**Provided data:**
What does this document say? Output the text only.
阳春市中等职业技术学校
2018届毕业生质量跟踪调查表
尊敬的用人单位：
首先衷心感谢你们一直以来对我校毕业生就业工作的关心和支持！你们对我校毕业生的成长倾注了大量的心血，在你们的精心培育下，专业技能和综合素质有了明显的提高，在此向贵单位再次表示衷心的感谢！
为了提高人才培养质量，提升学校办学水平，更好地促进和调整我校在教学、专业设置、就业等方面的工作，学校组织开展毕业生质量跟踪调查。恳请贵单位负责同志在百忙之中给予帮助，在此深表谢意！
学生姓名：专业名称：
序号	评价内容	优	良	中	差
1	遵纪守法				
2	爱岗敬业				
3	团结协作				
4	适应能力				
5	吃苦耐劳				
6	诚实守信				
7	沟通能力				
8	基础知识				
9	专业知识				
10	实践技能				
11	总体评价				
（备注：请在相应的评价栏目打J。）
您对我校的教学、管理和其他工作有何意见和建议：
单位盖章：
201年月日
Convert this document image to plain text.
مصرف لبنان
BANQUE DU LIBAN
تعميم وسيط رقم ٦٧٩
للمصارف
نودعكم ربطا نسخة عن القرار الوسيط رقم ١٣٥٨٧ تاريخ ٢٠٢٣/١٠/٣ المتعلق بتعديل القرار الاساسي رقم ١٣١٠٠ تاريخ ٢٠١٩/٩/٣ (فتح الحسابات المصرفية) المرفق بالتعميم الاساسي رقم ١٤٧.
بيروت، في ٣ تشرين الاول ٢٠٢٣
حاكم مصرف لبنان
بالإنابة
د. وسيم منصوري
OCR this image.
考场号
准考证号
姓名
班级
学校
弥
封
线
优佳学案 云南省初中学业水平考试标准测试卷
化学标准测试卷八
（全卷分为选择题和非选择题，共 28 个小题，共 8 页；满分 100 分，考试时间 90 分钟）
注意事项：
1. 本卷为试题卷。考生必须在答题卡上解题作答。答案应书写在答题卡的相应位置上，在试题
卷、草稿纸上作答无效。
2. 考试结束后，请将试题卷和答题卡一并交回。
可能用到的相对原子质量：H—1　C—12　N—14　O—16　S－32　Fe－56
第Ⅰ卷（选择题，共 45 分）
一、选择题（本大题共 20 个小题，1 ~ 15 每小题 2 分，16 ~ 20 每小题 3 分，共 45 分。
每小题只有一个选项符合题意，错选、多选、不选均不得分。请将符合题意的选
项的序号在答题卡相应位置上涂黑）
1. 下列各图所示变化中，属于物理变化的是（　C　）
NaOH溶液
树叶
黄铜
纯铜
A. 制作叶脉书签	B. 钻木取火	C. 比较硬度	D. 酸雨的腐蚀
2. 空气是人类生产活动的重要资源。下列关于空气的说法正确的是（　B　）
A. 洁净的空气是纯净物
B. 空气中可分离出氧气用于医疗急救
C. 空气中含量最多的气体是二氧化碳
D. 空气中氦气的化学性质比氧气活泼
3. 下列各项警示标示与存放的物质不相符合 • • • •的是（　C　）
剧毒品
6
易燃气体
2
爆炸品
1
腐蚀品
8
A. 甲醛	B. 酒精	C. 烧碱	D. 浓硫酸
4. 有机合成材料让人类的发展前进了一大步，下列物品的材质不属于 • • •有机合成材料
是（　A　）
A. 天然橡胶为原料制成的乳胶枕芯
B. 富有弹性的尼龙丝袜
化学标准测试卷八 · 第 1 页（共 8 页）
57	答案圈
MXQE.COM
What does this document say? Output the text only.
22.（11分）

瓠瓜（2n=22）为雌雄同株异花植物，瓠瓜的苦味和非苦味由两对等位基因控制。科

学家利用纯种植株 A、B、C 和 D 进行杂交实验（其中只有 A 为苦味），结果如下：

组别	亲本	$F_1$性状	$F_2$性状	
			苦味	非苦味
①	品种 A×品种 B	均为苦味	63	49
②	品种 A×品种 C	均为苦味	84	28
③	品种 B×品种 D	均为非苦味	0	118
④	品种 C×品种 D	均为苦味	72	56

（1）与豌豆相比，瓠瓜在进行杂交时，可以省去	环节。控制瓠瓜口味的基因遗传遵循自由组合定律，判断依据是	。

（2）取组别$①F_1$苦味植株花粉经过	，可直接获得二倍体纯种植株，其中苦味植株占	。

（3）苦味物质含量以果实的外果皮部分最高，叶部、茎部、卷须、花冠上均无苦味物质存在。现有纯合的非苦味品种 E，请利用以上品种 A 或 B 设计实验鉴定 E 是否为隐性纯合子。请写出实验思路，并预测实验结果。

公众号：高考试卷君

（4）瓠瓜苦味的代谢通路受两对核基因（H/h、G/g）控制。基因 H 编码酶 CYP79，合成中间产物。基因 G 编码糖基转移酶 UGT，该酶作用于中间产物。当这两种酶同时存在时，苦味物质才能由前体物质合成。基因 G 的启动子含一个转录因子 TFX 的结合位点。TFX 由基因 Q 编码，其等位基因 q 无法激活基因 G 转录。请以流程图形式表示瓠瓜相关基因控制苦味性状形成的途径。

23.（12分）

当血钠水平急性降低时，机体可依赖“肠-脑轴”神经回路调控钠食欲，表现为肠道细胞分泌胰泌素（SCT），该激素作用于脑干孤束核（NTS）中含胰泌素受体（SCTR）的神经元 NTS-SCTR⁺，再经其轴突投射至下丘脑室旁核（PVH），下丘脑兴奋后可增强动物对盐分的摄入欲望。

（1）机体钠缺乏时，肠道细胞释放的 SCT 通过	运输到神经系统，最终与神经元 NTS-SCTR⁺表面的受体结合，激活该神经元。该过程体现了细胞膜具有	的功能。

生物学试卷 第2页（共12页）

**Problem:**
The entries above must be returned in full, exactly as shown.

**Worked answer:**
What does this document say? Output the text only.
阳春市中等职业技术学校
2018届毕业生质量跟踪调查表
尊敬的用人单位：
首先衷心感谢你们一直以来对我校毕业生就业工作的关心和支持！你们对我校毕业生的成长倾注了大量的心血，在你们的精心培育下，专业技能和综合素质有了明显的提高，在此向贵单位再次表示衷心的感谢！
为了提高人才培养质量，提升学校办学水平，更好地促进和调整我校在教学、专业设置、就业等方面的工作，学校组织开展毕业生质量跟踪调查。恳请贵单位负责同志在百忙之中给予帮助，在此深表谢意！
学生姓名：专业名称：
序号	评价内容	优	良	中	差
1	遵纪守法				
2	爱岗敬业				
3	团结协作				
4	适应能力				
5	吃苦耐劳				
6	诚实守信				
7	沟通能力				
8	基础知识				
9	专业知识				
10	实践技能				
11	总体评价				
（备注：请在相应的评价栏目打J。）
您对我校的教学、管理和其他工作有何意见和建议：
单位盖章：
201年月日
Convert this document image to plain text.
مصرف لبنان
BANQUE DU LIBAN
تعميم وسيط رقم ٦٧٩
للمصارف
نودعكم ربطا نسخة عن القرار الوسيط رقم ١٣٥٨٧ تاريخ ٢٠٢٣/١٠/٣ المتعلق بتعديل القرار الاساسي رقم ١٣١٠٠ تاريخ ٢٠١٩/٩/٣ (فتح الحسابات المصرفية) المرفق بالتعميم الاساسي رقم ١٤٧.
بيروت، في ٣ تشرين الاول ٢٠٢٣
حاكم مصرف لبنان
بالإنابة
د. وسيم منصوري
OCR this image.
考场号
准考证号
姓名
班级
学校
弥
封
线
优佳学案 云南省初中学业水平考试标准测试卷
化学标准测试卷八
（全卷分为选择题和非选择题，共 28 个小题，共 8 页；满分 100 分，考试时间 90 分钟）
注意事项：
1. 本卷为试题卷。考生必须在答题卡上解题作答。答案应书写在答题卡的相应位置上，在试题
卷、草稿纸上作答无效。
2. 考试结束后，请将试题卷和答题卡一并交回。
可能用到的相对原子质量：H—1　C—12　N—14　O—16　S－32　Fe－56
第Ⅰ卷（选择题，共 45 分）
一、选择题（本大题共 20 个小题，1 ~ 15 每小题 2 分，16 ~ 20 每小题 3 分，共 45 分。
每小题只有一个选项符合题意，错选、多选、不选均不得分。请将符合题意的选
项的序号在答题卡相应位置上涂黑）
1. 下列各图所示变化中，属于物理变化的是（　C　）
NaOH溶液
树叶
黄铜
纯铜
A. 制作叶脉书签	B. 钻木取火	C. 比较硬度	D. 酸雨的腐蚀
2. 空气是人类生产活动的重要资源。下列关于空气的说法正确的是（　B　）
A. 洁净的空气是纯净物
B. 空气中可分离出氧气用于医疗急救
C. 空气中含量最多的气体是二氧化碳
D. 空气中氦气的化学性质比氧气活泼
3. 下列各项警示标示与存放的物质不相符合 • • • •的是（　C　）
剧毒品
6
易燃气体
2
爆炸品
1
腐蚀品
8
A. 甲醛	B. 酒精	C. 烧碱	D. 浓硫酸
4. 有机合成材料让人类的发展前进了一大步，下列物品的材质不属于 • • •有机合成材料
是（　A　）
A. 天然橡胶为原料制成的乳胶枕芯
B. 富有弹性的尼龙丝袜
化学标准测试卷八 · 第 1 页（共 8 页）
57	答案圈
MXQE.COM
What does this document say? Output the text only.
22.（11分）

瓠瓜（2n=22）为雌雄同株异花植物，瓠瓜的苦味和非苦味由两对等位基因控制。科

学家利用纯种植株 A、B、C 和 D 进行杂交实验（其中只有 A 为苦味），结果如下：

组别	亲本	$F_1$性状	$F_2$性状	
			苦味	非苦味
①	品种 A×品种 B	均为苦味	63	49
②	品种 A×品种 C	均为苦味	84	28
③	品种 B×品种 D	均为非苦味	0	118
④	品种 C×品种 D	均为苦味	72	56

（1）与豌豆相比，瓠瓜在进行杂交时，可以省去	环节。控制瓠瓜口味的基因遗传遵循自由组合定律，判断依据是	。

（2）取组别$①F_1$苦味植株花粉经过	，可直接获得二倍体纯种植株，其中苦味植株占	。

（3）苦味物质含量以果实的外果皮部分最高，叶部、茎部、卷须、花冠上均无苦味物质存在。现有纯合的非苦味品种 E，请利用以上品种 A 或 B 设计实验鉴定 E 是否为隐性纯合子。请写出实验思路，并预测实验结果。

公众号：高考试卷君

（4）瓠瓜苦味的代谢通路受两对核基因（H/h、G/g）控制。基因 H 编码酶 CYP79，合成中间产物。基因 G 编码糖基转移酶 UGT，该酶作用于中间产物。当这两种酶同时存在时，苦味物质才能由前体物质合成。基因 G 的启动子含一个转录因子 TFX 的结合位点。TFX 由基因 Q 编码，其等位基因 q 无法激活基因 G 转录。请以流程图形式表示瓠瓜相关基因控制苦味性状形成的途径。

23.（12分）

当血钠水平急性降低时，机体可依赖“肠-脑轴”神经回路调控钠食欲，表现为肠道细胞分泌胰泌素（SCT），该激素作用于脑干孤束核（NTS）中含胰泌素受体（SCTR）的神经元 NTS-SCTR⁺，再经其轴突投射至下丘脑室旁核（PVH），下丘脑兴奋后可增强动物对盐分的摄入欲望。

（1）机体钠缺乏时，肠道细胞释放的 SCT 通过	运输到神经系统，最终与神经元 NTS-SCTR⁺表面的受体结合，激活该神经元。该过程体现了细胞膜具有	的功能。

生物学试卷 第2页（共12页）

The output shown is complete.